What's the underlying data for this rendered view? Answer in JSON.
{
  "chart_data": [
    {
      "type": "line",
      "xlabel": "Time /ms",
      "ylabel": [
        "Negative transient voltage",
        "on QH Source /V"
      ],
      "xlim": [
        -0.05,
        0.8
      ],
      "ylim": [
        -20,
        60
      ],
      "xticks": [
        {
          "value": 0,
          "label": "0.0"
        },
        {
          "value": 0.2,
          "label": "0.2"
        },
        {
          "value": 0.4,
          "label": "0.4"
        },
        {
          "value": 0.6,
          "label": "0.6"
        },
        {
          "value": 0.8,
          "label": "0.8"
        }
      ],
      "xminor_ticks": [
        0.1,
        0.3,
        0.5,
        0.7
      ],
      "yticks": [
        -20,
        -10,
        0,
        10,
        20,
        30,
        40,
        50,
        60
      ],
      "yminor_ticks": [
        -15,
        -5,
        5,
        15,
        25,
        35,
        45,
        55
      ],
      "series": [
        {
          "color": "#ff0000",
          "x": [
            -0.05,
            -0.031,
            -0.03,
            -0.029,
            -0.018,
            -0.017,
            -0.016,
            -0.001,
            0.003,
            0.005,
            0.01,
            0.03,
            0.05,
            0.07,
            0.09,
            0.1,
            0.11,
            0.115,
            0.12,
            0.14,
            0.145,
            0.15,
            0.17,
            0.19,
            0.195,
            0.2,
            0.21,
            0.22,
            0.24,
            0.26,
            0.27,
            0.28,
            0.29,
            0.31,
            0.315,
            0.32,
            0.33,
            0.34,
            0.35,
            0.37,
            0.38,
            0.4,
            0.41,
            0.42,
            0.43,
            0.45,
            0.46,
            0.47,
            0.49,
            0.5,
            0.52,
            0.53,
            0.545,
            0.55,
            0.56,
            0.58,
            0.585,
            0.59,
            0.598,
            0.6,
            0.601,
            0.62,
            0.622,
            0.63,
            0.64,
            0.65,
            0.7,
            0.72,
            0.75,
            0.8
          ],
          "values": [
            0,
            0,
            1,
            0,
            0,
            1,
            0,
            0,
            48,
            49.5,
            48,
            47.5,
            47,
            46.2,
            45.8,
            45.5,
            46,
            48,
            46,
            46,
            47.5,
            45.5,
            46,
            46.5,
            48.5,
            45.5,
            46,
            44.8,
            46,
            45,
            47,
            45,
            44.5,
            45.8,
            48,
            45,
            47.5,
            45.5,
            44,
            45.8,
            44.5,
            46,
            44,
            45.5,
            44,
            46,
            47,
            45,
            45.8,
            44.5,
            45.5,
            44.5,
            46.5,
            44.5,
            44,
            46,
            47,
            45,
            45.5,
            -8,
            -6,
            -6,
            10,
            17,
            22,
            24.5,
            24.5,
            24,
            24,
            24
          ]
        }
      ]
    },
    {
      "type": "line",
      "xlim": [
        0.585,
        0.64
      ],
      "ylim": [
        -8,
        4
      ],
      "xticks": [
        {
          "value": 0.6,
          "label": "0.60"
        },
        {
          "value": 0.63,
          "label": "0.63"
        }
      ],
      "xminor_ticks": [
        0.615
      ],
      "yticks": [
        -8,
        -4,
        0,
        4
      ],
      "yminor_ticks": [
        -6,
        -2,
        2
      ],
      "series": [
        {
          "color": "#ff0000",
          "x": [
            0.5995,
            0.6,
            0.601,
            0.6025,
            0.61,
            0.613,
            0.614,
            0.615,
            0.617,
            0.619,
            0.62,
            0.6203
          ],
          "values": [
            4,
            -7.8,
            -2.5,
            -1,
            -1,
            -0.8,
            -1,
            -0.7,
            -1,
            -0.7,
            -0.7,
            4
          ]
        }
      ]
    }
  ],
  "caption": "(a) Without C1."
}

== == ==

_INSTRUCTION_
Repeat the entries above exactly, leaving nothing out.

_IN RESPONSE_
What's the underlying data for this rendered view? Answer in JSON.
{
  "chart_data": [
    {
      "type": "line",
      "xlabel": "Time /ms",
      "ylabel": [
        "Negative transient voltage",
        "on QH Source /V"
      ],
      "xlim": [
        -0.05,
        0.8
      ],
      "ylim": [
        -20,
        60
      ],
      "xticks": [
        {
          "value": 0,
          "label": "0.0"
        },
        {
          "value": 0.2,
          "label": "0.2"
        },
        {
          "value": 0.4,
          "label": "0.4"
        },
        {
          "value": 0.6,
          "label": "0.6"
        },
        {
          "value": 0.8,
          "label": "0.8"
        }
      ],
      "xminor_ticks": [
        0.1,
        0.3,
        0.5,
        0.7
      ],
      "yticks": [
        -20,
        -10,
        0,
        10,
        20,
        30,
        40,
        50,
        60
      ],
      "yminor_ticks": [
        -15,
        -5,
        5,
        15,
        25,
        35,
        45,
        55
      ],
      "series": [
        {
          "color": "#ff0000",
          "x": [
            -0.05,
            -0.031,
            -0.03,
            -0.029,
            -0.018,
            -0.017,
            -0.016,
            -0.001,
            0.003,
            0.005,
            0.01,
            0.03,
            0.05,
            0.07,
            0.09,
            0.1,
            0.11,
            0.115,
            0.12,
            0.14,
            0.145,
            0.15,
            0.17,
            0.19,
            0.195,
            0.2,
            0.21,
            0.22,
            0.24,
            0.26,
            0.27,
            0.28,
            0.29,
            0.31,
            0.315,
            0.32,
            0.33,
            0.34,
            0.35,
            0.37,
            0.38,
            0.4,
            0.41,
            0.42,
            0.43,
            0.45,
            0.46,
            0.47,
            0.49,
            0.5,
            0.52,
            0.53,
            0.545,
            0.55,
            0.56,
            0.58,
            0.585,
            0.59,
            0.598,
            0.6,
            0.601,
            0.62,
            0.622,
            0.63,
            0.64,
            0.65,
            0.7,
            0.72,
            0.75,
            0.8
          ],
          "values": [
            0,
            0,
            1,
            0,
            0,
            1,
            0,
            0,
            48,
            49.5,
            48,
            47.5,
            47,
            46.2,
            45.8,
            45.5,
            46,
            48,
            46,
            46,
            47.5,
            45.5,
            46,
            46.5,
            48.5,
            45.5,
            46,
            44.8,
            46,
            45,
            47,
            45,
            44.5,
            45.8,
            48,
            45,
            47.5,
            45.5,
            44,
            45.8,
            44.5,
            46,
            44,
            45.5,
            44,
            46,
            47,
            45,
            45.8,
            44.5,
            45.5,
            44.5,
            46.5,
            44.5,
            44,
            46,
            47,
            45,
            45.5,
            -8,
            -6,
            -6,
            10,
            17,
            22,
            24.5,
            24.5,
            24,
            24,
            24
          ]
        }
      ]
    },
    {
      "type": "line",
      "xlim": [
        0.585,
        0.64
      ],
      "ylim": [
        -8,
        4
      ],
      "xticks": [
        {
          "value": 0.6,
          "label": "0.60"
        },
        {
          "value": 0.63,
          "label": "0.63"
        }
      ],
      "xminor_ticks": [
        0.615
      ],
      "yticks": [
        -8,
        -4,
        0,
        4
      ],
      "yminor_ticks": [
        -6,
        -2,
        2
      ],
      "series": [
        {
          "color": "#ff0000",
          "x": [
            0.5995,
            0.6,
            0.601,
            0.6025,
            0.61,
            0.613,
            0.614,
            0.615,
            0.617,
            0.619,
            0.62,
            0.6203
          ],
          "values": [
            4,
            -7.8,
            -2.5,
            -1,
            -1,
            -0.8,
            -1,
            -0.7,
            -1,
            -0.7,
            -0.7,
            4
          ]
        }
      ]
    }
  ],
  "caption": "(a) Without C1."
}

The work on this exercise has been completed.